## Stated problem
Count the lines of the items that contain the string "rule", and give only that number.

[Lines of data]
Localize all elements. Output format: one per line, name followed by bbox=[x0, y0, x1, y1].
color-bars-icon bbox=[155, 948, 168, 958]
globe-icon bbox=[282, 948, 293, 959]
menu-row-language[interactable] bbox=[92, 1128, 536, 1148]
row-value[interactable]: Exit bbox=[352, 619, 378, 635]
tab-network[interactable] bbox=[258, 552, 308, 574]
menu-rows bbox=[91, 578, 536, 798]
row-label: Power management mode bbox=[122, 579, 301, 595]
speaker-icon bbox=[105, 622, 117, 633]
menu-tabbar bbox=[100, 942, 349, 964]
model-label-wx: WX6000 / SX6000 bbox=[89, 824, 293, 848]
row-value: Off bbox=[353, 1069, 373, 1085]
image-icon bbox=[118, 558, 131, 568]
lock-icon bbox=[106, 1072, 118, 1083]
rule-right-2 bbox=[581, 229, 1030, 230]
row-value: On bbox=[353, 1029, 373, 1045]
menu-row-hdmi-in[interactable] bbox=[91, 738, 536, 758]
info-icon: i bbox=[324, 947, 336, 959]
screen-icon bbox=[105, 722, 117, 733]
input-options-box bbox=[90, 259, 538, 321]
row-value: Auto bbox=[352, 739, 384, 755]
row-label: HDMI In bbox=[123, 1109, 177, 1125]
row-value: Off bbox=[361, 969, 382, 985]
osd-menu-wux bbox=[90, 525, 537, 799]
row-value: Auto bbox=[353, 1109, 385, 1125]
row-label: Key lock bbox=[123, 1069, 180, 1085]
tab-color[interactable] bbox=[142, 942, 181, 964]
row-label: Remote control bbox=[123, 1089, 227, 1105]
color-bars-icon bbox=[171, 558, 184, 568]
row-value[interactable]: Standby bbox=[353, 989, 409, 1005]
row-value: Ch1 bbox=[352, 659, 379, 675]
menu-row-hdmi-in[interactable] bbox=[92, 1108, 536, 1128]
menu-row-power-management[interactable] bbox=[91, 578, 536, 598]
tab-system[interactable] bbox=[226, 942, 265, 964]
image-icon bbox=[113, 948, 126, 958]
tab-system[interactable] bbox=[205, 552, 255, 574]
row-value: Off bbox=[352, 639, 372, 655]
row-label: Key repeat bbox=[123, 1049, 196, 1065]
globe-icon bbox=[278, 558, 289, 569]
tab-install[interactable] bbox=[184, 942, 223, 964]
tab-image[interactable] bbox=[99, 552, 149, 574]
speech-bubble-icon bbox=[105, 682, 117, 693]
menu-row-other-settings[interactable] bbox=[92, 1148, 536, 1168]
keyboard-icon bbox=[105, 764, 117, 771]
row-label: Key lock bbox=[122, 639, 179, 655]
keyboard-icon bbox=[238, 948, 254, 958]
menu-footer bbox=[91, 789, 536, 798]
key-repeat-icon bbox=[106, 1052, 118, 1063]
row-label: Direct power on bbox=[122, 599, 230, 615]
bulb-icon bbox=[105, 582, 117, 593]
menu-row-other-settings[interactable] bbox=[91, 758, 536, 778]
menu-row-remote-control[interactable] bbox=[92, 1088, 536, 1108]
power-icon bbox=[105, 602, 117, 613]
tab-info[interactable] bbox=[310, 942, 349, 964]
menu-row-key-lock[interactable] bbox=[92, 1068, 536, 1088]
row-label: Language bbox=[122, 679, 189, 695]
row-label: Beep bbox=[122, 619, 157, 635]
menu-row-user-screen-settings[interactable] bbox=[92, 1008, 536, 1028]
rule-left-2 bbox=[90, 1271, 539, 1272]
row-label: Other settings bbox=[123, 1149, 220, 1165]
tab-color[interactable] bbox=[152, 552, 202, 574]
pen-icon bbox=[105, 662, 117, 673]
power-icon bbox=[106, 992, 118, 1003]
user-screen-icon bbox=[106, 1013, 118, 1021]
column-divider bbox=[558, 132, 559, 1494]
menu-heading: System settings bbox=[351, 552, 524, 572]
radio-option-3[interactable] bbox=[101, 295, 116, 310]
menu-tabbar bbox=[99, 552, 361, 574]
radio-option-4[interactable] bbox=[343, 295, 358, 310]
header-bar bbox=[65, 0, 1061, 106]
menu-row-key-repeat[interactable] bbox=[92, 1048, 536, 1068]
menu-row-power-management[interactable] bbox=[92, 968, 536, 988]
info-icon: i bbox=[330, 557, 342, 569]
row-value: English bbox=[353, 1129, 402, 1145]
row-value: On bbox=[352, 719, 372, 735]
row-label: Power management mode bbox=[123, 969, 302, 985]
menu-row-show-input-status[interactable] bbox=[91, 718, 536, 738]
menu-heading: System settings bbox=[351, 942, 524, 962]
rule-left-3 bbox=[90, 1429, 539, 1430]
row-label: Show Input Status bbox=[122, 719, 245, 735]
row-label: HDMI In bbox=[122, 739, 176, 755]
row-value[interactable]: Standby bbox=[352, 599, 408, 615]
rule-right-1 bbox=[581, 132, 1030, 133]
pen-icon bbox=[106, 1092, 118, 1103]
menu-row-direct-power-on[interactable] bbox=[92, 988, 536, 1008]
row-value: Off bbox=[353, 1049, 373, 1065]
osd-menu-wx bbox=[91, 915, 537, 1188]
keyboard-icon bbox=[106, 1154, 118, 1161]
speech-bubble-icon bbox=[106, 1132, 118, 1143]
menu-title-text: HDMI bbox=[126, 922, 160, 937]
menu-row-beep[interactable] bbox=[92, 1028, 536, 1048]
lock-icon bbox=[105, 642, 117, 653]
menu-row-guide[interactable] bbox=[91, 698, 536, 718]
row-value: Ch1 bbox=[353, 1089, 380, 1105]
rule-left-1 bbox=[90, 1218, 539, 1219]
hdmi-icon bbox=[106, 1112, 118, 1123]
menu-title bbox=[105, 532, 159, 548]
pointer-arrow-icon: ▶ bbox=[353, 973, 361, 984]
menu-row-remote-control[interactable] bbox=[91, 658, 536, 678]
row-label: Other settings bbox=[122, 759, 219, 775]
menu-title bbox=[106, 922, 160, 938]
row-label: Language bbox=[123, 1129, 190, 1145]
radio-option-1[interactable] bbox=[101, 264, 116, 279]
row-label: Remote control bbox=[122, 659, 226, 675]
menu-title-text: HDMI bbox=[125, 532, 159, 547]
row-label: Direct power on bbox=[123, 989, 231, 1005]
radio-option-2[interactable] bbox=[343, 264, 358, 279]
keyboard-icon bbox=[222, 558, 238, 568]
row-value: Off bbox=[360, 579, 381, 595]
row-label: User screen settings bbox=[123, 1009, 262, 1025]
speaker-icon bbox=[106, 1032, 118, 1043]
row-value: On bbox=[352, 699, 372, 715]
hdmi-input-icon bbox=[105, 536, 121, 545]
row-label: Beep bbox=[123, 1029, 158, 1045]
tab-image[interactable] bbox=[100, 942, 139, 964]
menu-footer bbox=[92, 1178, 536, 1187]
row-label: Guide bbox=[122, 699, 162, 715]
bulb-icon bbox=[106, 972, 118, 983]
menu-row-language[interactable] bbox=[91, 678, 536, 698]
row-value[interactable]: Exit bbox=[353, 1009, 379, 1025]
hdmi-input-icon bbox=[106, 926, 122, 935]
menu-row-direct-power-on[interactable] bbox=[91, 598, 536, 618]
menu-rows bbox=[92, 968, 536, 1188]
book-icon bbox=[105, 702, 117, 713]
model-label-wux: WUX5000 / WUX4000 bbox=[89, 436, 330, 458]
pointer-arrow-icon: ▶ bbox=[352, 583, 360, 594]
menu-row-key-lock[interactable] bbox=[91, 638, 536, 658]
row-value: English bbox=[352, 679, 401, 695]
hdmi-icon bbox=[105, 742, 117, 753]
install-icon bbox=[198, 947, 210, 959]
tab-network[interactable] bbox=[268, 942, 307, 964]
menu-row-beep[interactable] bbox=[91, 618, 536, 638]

## Solved exercise
5